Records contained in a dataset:
· · · ·
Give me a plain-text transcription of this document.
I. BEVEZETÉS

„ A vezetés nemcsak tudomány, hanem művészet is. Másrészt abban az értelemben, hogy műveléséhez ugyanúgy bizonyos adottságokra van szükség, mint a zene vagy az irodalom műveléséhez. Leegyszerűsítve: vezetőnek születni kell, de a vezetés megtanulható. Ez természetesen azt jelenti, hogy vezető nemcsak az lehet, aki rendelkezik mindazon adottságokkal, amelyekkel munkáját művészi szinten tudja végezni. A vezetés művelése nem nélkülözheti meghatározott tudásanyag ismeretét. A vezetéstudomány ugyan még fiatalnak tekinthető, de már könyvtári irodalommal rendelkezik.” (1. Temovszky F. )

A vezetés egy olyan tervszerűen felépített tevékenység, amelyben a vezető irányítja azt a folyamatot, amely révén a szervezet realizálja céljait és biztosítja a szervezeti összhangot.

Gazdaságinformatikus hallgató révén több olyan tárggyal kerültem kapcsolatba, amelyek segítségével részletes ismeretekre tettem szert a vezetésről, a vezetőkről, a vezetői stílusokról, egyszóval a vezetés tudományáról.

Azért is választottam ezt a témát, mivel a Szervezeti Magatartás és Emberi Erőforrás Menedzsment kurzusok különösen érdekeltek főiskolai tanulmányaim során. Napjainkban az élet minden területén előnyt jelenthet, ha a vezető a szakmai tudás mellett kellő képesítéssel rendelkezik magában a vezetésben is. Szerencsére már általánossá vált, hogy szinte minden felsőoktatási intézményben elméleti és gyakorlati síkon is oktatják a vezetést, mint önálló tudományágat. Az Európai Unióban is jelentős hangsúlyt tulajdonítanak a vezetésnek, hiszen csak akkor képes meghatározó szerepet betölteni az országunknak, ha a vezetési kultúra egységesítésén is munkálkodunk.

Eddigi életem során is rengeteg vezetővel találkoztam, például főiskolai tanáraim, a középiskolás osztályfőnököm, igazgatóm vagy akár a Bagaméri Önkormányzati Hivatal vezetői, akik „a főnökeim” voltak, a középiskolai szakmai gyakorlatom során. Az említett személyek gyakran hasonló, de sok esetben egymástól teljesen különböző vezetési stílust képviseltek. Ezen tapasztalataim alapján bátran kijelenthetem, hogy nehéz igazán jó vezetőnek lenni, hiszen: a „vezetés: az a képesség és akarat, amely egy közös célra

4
· · · ·
• **WHAT NEEDS TO BE DONE**:
Each line above that holds the string "olyan" should be copied and shown.

• **WRITTEN ANSWER**:
A vezetés egy olyan tervszerűen felépített tevékenység, amelyben a vezető irányítja azt a folyamatot, amely révén a szervezet realizálja céljait és biztosítja a szervezeti összhangot.
Gazdaságinformatikus hallgató révén több olyan tárggyal kerültem kapcsolatba, amelyek segítségével részletes ismeretekre tettem szert a vezetésről, a vezetőkről, a vezetői stílusokról, egyszóval a vezetés tudományáról.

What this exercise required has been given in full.